:: Material for this task
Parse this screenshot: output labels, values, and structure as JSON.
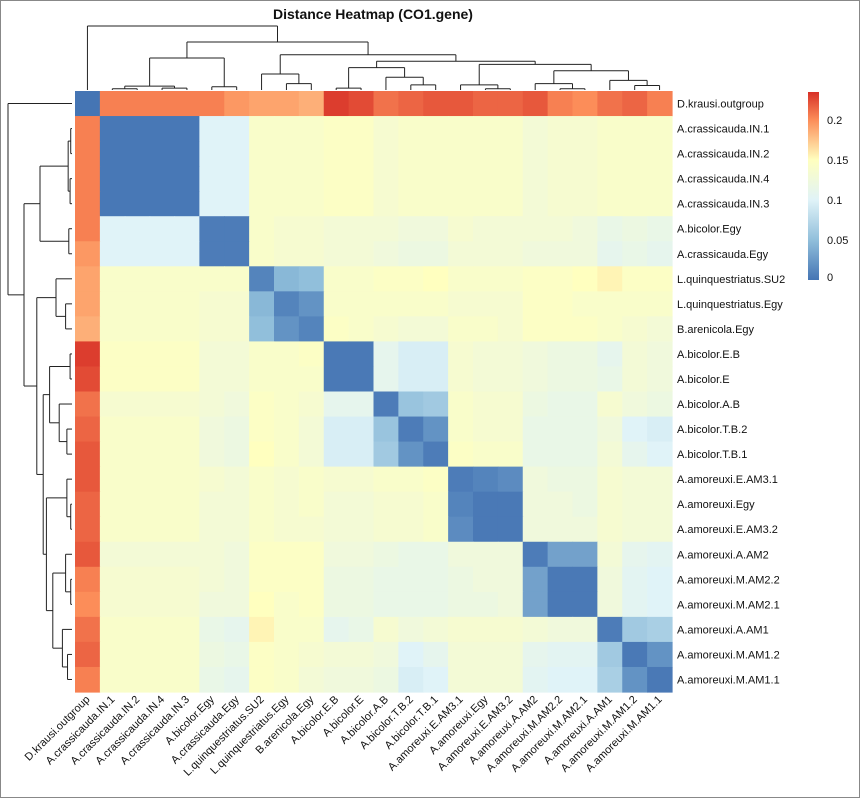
{
  "chart_data": {
    "type": "heatmap",
    "title": "Distance Heatmap (CO1.gene)",
    "labels": [
      "D.krausi.outgroup",
      "A.crassicauda.IN.1",
      "A.crassicauda.IN.2",
      "A.crassicauda.IN.4",
      "A.crassicauda.IN.3",
      "A.bicolor.Egy",
      "A.crassicauda.Egy",
      "L.quinquestriatus.SU2",
      "L.quinquestriatus.Egy",
      "B.arenicola.Egy",
      "A.bicolor.E.B",
      "A.bicolor.E",
      "A.bicolor.A.B",
      "A.bicolor.T.B.2",
      "A.bicolor.T.B.1",
      "A.amoreuxi.E.AM3.1",
      "A.amoreuxi.Egy",
      "A.amoreuxi.E.AM3.2",
      "A.amoreuxi.A.AM2",
      "A.amoreuxi.M.AM2.2",
      "A.amoreuxi.M.AM2.1",
      "A.amoreuxi.A.AM1",
      "A.amoreuxi.M.AM1.2",
      "A.amoreuxi.M.AM1.1"
    ],
    "values": [
      [
        0,
        0.205,
        0.205,
        0.205,
        0.205,
        0.205,
        0.195,
        0.19,
        0.19,
        0.185,
        0.23,
        0.225,
        0.21,
        0.215,
        0.22,
        0.22,
        0.215,
        0.215,
        0.22,
        0.205,
        0.2,
        0.21,
        0.215,
        0.205
      ],
      [
        0.205,
        0.002,
        0.002,
        0.002,
        0.002,
        0.1,
        0.1,
        0.14,
        0.14,
        0.14,
        0.145,
        0.145,
        0.135,
        0.14,
        0.14,
        0.14,
        0.14,
        0.14,
        0.13,
        0.135,
        0.135,
        0.14,
        0.14,
        0.14
      ],
      [
        0.205,
        0.002,
        0.002,
        0.002,
        0.002,
        0.1,
        0.1,
        0.14,
        0.14,
        0.14,
        0.145,
        0.145,
        0.135,
        0.14,
        0.14,
        0.14,
        0.14,
        0.14,
        0.13,
        0.135,
        0.135,
        0.14,
        0.14,
        0.14
      ],
      [
        0.205,
        0.002,
        0.002,
        0.002,
        0.002,
        0.1,
        0.1,
        0.14,
        0.14,
        0.14,
        0.145,
        0.145,
        0.135,
        0.14,
        0.14,
        0.14,
        0.14,
        0.14,
        0.13,
        0.135,
        0.135,
        0.14,
        0.14,
        0.14
      ],
      [
        0.205,
        0.002,
        0.002,
        0.002,
        0.002,
        0.1,
        0.1,
        0.14,
        0.14,
        0.14,
        0.145,
        0.145,
        0.135,
        0.14,
        0.14,
        0.14,
        0.14,
        0.14,
        0.13,
        0.135,
        0.135,
        0.14,
        0.14,
        0.14
      ],
      [
        0.205,
        0.1,
        0.1,
        0.1,
        0.1,
        0.005,
        0.005,
        0.14,
        0.135,
        0.135,
        0.13,
        0.13,
        0.13,
        0.125,
        0.125,
        0.135,
        0.13,
        0.13,
        0.13,
        0.13,
        0.125,
        0.115,
        0.12,
        0.115
      ],
      [
        0.195,
        0.1,
        0.1,
        0.1,
        0.1,
        0.005,
        0.005,
        0.14,
        0.135,
        0.135,
        0.13,
        0.13,
        0.125,
        0.12,
        0.12,
        0.13,
        0.13,
        0.13,
        0.125,
        0.125,
        0.125,
        0.11,
        0.115,
        0.11
      ],
      [
        0.19,
        0.14,
        0.14,
        0.14,
        0.14,
        0.14,
        0.14,
        0.01,
        0.045,
        0.05,
        0.14,
        0.14,
        0.145,
        0.145,
        0.15,
        0.14,
        0.14,
        0.14,
        0.145,
        0.145,
        0.15,
        0.155,
        0.145,
        0.145
      ],
      [
        0.19,
        0.14,
        0.14,
        0.14,
        0.14,
        0.135,
        0.135,
        0.045,
        0.01,
        0.02,
        0.14,
        0.14,
        0.14,
        0.14,
        0.14,
        0.135,
        0.135,
        0.135,
        0.145,
        0.145,
        0.14,
        0.14,
        0.14,
        0.14
      ],
      [
        0.185,
        0.14,
        0.14,
        0.14,
        0.14,
        0.135,
        0.135,
        0.05,
        0.02,
        0.01,
        0.145,
        0.14,
        0.135,
        0.13,
        0.13,
        0.14,
        0.14,
        0.135,
        0.145,
        0.145,
        0.145,
        0.14,
        0.135,
        0.13
      ],
      [
        0.23,
        0.145,
        0.145,
        0.145,
        0.145,
        0.13,
        0.13,
        0.14,
        0.14,
        0.145,
        0.003,
        0.003,
        0.11,
        0.095,
        0.095,
        0.135,
        0.13,
        0.13,
        0.125,
        0.12,
        0.12,
        0.11,
        0.13,
        0.125
      ],
      [
        0.225,
        0.145,
        0.145,
        0.145,
        0.145,
        0.13,
        0.13,
        0.14,
        0.14,
        0.14,
        0.003,
        0.003,
        0.11,
        0.095,
        0.095,
        0.135,
        0.13,
        0.13,
        0.125,
        0.12,
        0.12,
        0.115,
        0.13,
        0.125
      ],
      [
        0.21,
        0.135,
        0.135,
        0.135,
        0.135,
        0.13,
        0.125,
        0.145,
        0.14,
        0.135,
        0.11,
        0.11,
        0.005,
        0.055,
        0.06,
        0.14,
        0.135,
        0.135,
        0.12,
        0.115,
        0.115,
        0.135,
        0.125,
        0.12
      ],
      [
        0.215,
        0.14,
        0.14,
        0.14,
        0.14,
        0.125,
        0.12,
        0.145,
        0.14,
        0.13,
        0.095,
        0.095,
        0.055,
        0.005,
        0.02,
        0.14,
        0.135,
        0.135,
        0.115,
        0.115,
        0.115,
        0.125,
        0.1,
        0.095
      ],
      [
        0.22,
        0.14,
        0.14,
        0.14,
        0.14,
        0.125,
        0.12,
        0.15,
        0.14,
        0.13,
        0.095,
        0.095,
        0.06,
        0.02,
        0.005,
        0.145,
        0.14,
        0.14,
        0.115,
        0.115,
        0.115,
        0.13,
        0.11,
        0.1
      ],
      [
        0.22,
        0.14,
        0.14,
        0.14,
        0.14,
        0.135,
        0.13,
        0.14,
        0.135,
        0.14,
        0.135,
        0.135,
        0.14,
        0.14,
        0.145,
        0.005,
        0.01,
        0.015,
        0.125,
        0.12,
        0.12,
        0.135,
        0.13,
        0.13
      ],
      [
        0.215,
        0.14,
        0.14,
        0.14,
        0.14,
        0.13,
        0.13,
        0.14,
        0.135,
        0.14,
        0.13,
        0.13,
        0.135,
        0.135,
        0.14,
        0.01,
        0.003,
        0.003,
        0.125,
        0.125,
        0.12,
        0.135,
        0.13,
        0.13
      ],
      [
        0.215,
        0.14,
        0.14,
        0.14,
        0.14,
        0.13,
        0.13,
        0.14,
        0.135,
        0.135,
        0.13,
        0.13,
        0.135,
        0.135,
        0.14,
        0.015,
        0.003,
        0.003,
        0.125,
        0.125,
        0.125,
        0.135,
        0.13,
        0.13
      ],
      [
        0.22,
        0.13,
        0.13,
        0.13,
        0.13,
        0.13,
        0.125,
        0.145,
        0.145,
        0.145,
        0.125,
        0.125,
        0.12,
        0.115,
        0.115,
        0.125,
        0.125,
        0.125,
        0.005,
        0.03,
        0.03,
        0.13,
        0.11,
        0.105
      ],
      [
        0.205,
        0.135,
        0.135,
        0.135,
        0.135,
        0.13,
        0.125,
        0.145,
        0.145,
        0.145,
        0.12,
        0.12,
        0.115,
        0.115,
        0.115,
        0.12,
        0.125,
        0.125,
        0.03,
        0.003,
        0.003,
        0.125,
        0.105,
        0.1
      ],
      [
        0.2,
        0.135,
        0.135,
        0.135,
        0.135,
        0.125,
        0.125,
        0.15,
        0.14,
        0.145,
        0.12,
        0.12,
        0.115,
        0.115,
        0.115,
        0.12,
        0.12,
        0.125,
        0.03,
        0.003,
        0.003,
        0.125,
        0.105,
        0.1
      ],
      [
        0.21,
        0.14,
        0.14,
        0.14,
        0.14,
        0.115,
        0.11,
        0.155,
        0.14,
        0.14,
        0.11,
        0.115,
        0.135,
        0.125,
        0.13,
        0.135,
        0.135,
        0.135,
        0.13,
        0.125,
        0.125,
        0.005,
        0.06,
        0.065
      ],
      [
        0.215,
        0.14,
        0.14,
        0.14,
        0.14,
        0.12,
        0.115,
        0.145,
        0.14,
        0.135,
        0.13,
        0.13,
        0.125,
        0.1,
        0.11,
        0.13,
        0.13,
        0.13,
        0.11,
        0.105,
        0.105,
        0.06,
        0.003,
        0.02
      ],
      [
        0.205,
        0.14,
        0.14,
        0.14,
        0.14,
        0.115,
        0.11,
        0.145,
        0.14,
        0.13,
        0.125,
        0.125,
        0.12,
        0.095,
        0.1,
        0.13,
        0.13,
        0.13,
        0.105,
        0.1,
        0.1,
        0.065,
        0.02,
        0.003
      ]
    ],
    "color_scale": {
      "min": 0,
      "max": 0.235,
      "stops": [
        [
          0,
          "#4575b4"
        ],
        [
          0.05,
          "#91bfdb"
        ],
        [
          0.1,
          "#e0f3f8"
        ],
        [
          0.15,
          "#ffffbf"
        ],
        [
          0.2,
          "#fc8d59"
        ],
        [
          0.235,
          "#d73027"
        ]
      ]
    },
    "legend_ticks": [
      "0",
      "0.05",
      "0.1",
      "0.15",
      "0.2"
    ],
    "legend_tick_values": [
      0,
      0.05,
      0.1,
      0.15,
      0.2
    ],
    "legend_placement": "right",
    "dendrogram": {
      "h": 1,
      "c": [
        0,
        {
          "h": 0.75,
          "c": [
            {
              "h": 0.5,
              "c": [
                {
                  "h": 0.06,
                  "c": [
                    {
                      "h": 0.02,
                      "c": [
                        1,
                        2
                      ]
                    },
                    {
                      "h": 0.03,
                      "c": [
                        3,
                        4
                      ]
                    }
                  ]
                },
                {
                  "h": 0.05,
                  "c": [
                    5,
                    6
                  ]
                }
              ]
            },
            {
              "h": 0.55,
              "c": [
                {
                  "h": 0.25,
                  "c": [
                    7,
                    {
                      "h": 0.1,
                      "c": [
                        8,
                        9
                      ]
                    }
                  ]
                },
                {
                  "h": 0.45,
                  "c": [
                    {
                      "h": 0.35,
                      "c": [
                        {
                          "h": 0.03,
                          "c": [
                            10,
                            11
                          ]
                        },
                        {
                          "h": 0.2,
                          "c": [
                            12,
                            {
                              "h": 0.08,
                              "c": [
                                13,
                                14
                              ]
                            }
                          ]
                        }
                      ]
                    },
                    {
                      "h": 0.4,
                      "c": [
                        {
                          "h": 0.08,
                          "c": [
                            15,
                            {
                              "h": 0.02,
                              "c": [
                                16,
                                17
                              ]
                            }
                          ]
                        },
                        {
                          "h": 0.3,
                          "c": [
                            {
                              "h": 0.1,
                              "c": [
                                18,
                                {
                                  "h": 0.02,
                                  "c": [
                                    19,
                                    20
                                  ]
                                }
                              ]
                            },
                            {
                              "h": 0.15,
                              "c": [
                                21,
                                {
                                  "h": 0.07,
                                  "c": [
                                    22,
                                    23
                                  ]
                                }
                              ]
                            }
                          ]
                        }
                      ]
                    }
                  ]
                }
              ]
            }
          ]
        }
      ]
    }
  }
}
::::
*Short problem*. Pull every line holding "amoreuxi" out of the records.

*Written answer*.
      "A.amoreuxi.E.AM3.1",
      "A.amoreuxi.Egy",
      "A.amoreuxi.E.AM3.2",
      "A.amoreuxi.A.AM2",
      "A.amoreuxi.M.AM2.2",
      "A.amoreuxi.M.AM2.1",
      "A.amoreuxi.A.AM1",
      "A.amoreuxi.M.AM1.2",
      "A.amoreuxi.M.AM1.1"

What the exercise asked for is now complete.